Data entries
((
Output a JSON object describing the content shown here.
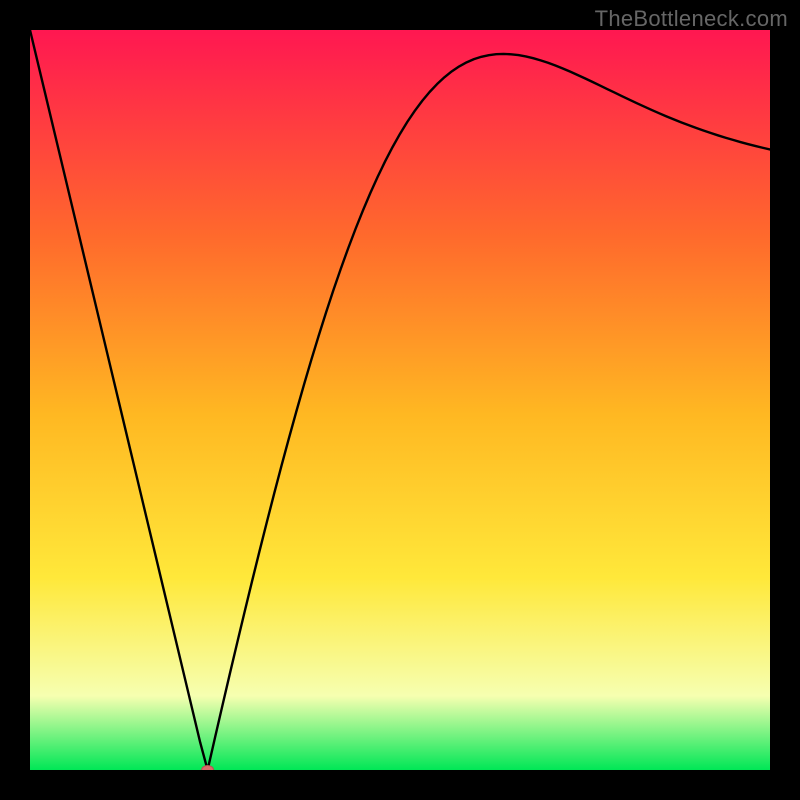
{
  "watermark": "TheBottleneck.com",
  "colors": {
    "frame": "#000000",
    "curve": "#000000",
    "marker_fill": "#d86a6a",
    "marker_stroke": "#b85252",
    "grad_top": "#ff1751",
    "grad_upper_mid": "#ff6a2c",
    "grad_mid": "#ffb822",
    "grad_lower_mid": "#ffe83a",
    "grad_pale": "#f6ffb0",
    "grad_bottom": "#00e756"
  },
  "chart_data": {
    "type": "line",
    "title": "",
    "xlabel": "",
    "ylabel": "",
    "xlim": [
      0,
      100
    ],
    "ylim": [
      0,
      100
    ],
    "x": [
      0,
      1,
      2,
      3,
      4,
      5,
      6,
      7,
      8,
      9,
      10,
      11,
      12,
      13,
      14,
      15,
      16,
      17,
      18,
      19,
      20,
      21,
      22,
      23,
      24,
      25,
      26,
      27,
      28,
      29,
      30,
      31,
      32,
      33,
      34,
      35,
      36,
      37,
      38,
      39,
      40,
      41,
      42,
      43,
      44,
      45,
      46,
      47,
      48,
      49,
      50,
      51,
      52,
      53,
      54,
      55,
      56,
      57,
      58,
      59,
      60,
      61,
      62,
      63,
      64,
      65,
      66,
      67,
      68,
      69,
      70,
      71,
      72,
      73,
      74,
      75,
      76,
      77,
      78,
      79,
      80,
      81,
      82,
      83,
      84,
      85,
      86,
      87,
      88,
      89,
      90,
      91,
      92,
      93,
      94,
      95,
      96,
      97,
      98,
      99,
      100
    ],
    "values": [
      100.0,
      95.81,
      91.63,
      87.44,
      83.26,
      79.07,
      74.88,
      70.7,
      66.51,
      62.33,
      58.14,
      53.95,
      49.77,
      45.58,
      41.4,
      37.21,
      33.02,
      28.84,
      24.65,
      20.47,
      16.28,
      12.09,
      7.91,
      3.72,
      0.0,
      4.37,
      8.7,
      12.98,
      17.2,
      21.37,
      25.48,
      29.52,
      33.48,
      37.37,
      41.17,
      44.88,
      48.48,
      51.99,
      55.38,
      58.65,
      61.81,
      64.84,
      67.74,
      70.51,
      73.14,
      75.64,
      77.99,
      80.2,
      82.27,
      84.19,
      85.97,
      87.6,
      89.08,
      90.42,
      91.62,
      92.68,
      93.61,
      94.41,
      95.08,
      95.63,
      96.06,
      96.38,
      96.6,
      96.73,
      96.77,
      96.72,
      96.61,
      96.43,
      96.19,
      95.9,
      95.57,
      95.2,
      94.8,
      94.37,
      93.92,
      93.46,
      92.99,
      92.51,
      92.02,
      91.54,
      91.06,
      90.58,
      90.11,
      89.65,
      89.2,
      88.76,
      88.33,
      87.92,
      87.52,
      87.14,
      86.77,
      86.42,
      86.08,
      85.75,
      85.44,
      85.15,
      84.86,
      84.59,
      84.33,
      84.09,
      83.85
    ],
    "minimum": {
      "x": 24,
      "y": 0
    }
  }
}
))
• **Short problem**:
Copy all the records above exactly, but leave out the pictures.

• **Response to the task**:
Output a JSON object describing the content shown here.
{
  "watermark": "TheBottleneck.com",
  "colors": {
    "frame": "#000000",
    "curve": "#000000",
    "marker_fill": "#d86a6a",
    "marker_stroke": "#b85252",
    "grad_top": "#ff1751",
    "grad_upper_mid": "#ff6a2c",
    "grad_mid": "#ffb822",
    "grad_lower_mid": "#ffe83a",
    "grad_pale": "#f6ffb0",
    "grad_bottom": "#00e756"
  },
  "chart_data": {
    "type": "line",
    "title": "",
    "xlabel": "",
    "ylabel": "",
    "xlim": [
      0,
      100
    ],
    "ylim": [
      0,
      100
    ],
    "x": [
      0,
      1,
      2,
      3,
      4,
      5,
      6,
      7,
      8,
      9,
      10,
      11,
      12,
      13,
      14,
      15,
      16,
      17,
      18,
      19,
      20,
      21,
      22,
      23,
      24,
      25,
      26,
      27,
      28,
      29,
      30,
      31,
      32,
      33,
      34,
      35,
      36,
      37,
      38,
      39,
      40,
      41,
      42,
      43,
      44,
      45,
      46,
      47,
      48,
      49,
      50,
      51,
      52,
      53,
      54,
      55,
      56,
      57,
      58,
      59,
      60,
      61,
      62,
      63,
      64,
      65,
      66,
      67,
      68,
      69,
      70,
      71,
      72,
      73,
      74,
      75,
      76,
      77,
      78,
      79,
      80,
      81,
      82,
      83,
      84,
      85,
      86,
      87,
      88,
      89,
      90,
      91,
      92,
      93,
      94,
      95,
      96,
      97,
      98,
      99,
      100
    ],
    "values": [
      100.0,
      95.81,
      91.63,
      87.44,
      83.26,
      79.07,
      74.88,
      70.7,
      66.51,
      62.33,
      58.14,
      53.95,
      49.77,
      45.58,
      41.4,
      37.21,
      33.02,
      28.84,
      24.65,
      20.47,
      16.28,
      12.09,
      7.91,
      3.72,
      0.0,
      4.37,
      8.7,
      12.98,
      17.2,
      21.37,
      25.48,
      29.52,
      33.48,
      37.37,
      41.17,
      44.88,
      48.48,
      51.99,
      55.38,
      58.65,
      61.81,
      64.84,
      67.74,
      70.51,
      73.14,
      75.64,
      77.99,
      80.2,
      82.27,
      84.19,
      85.97,
      87.6,
      89.08,
      90.42,
      91.62,
      92.68,
      93.61,
      94.41,
      95.08,
      95.63,
      96.06,
      96.38,
      96.6,
      96.73,
      96.77,
      96.72,
      96.61,
      96.43,
      96.19,
      95.9,
      95.57,
      95.2,
      94.8,
      94.37,
      93.92,
      93.46,
      92.99,
      92.51,
      92.02,
      91.54,
      91.06,
      90.58,
      90.11,
      89.65,
      89.2,
      88.76,
      88.33,
      87.92,
      87.52,
      87.14,
      86.77,
      86.42,
      86.08,
      85.75,
      85.44,
      85.15,
      84.86,
      84.59,
      84.33,
      84.09,
      83.85
    ],
    "minimum": {
      "x": 24,
      "y": 0
    }
  }
}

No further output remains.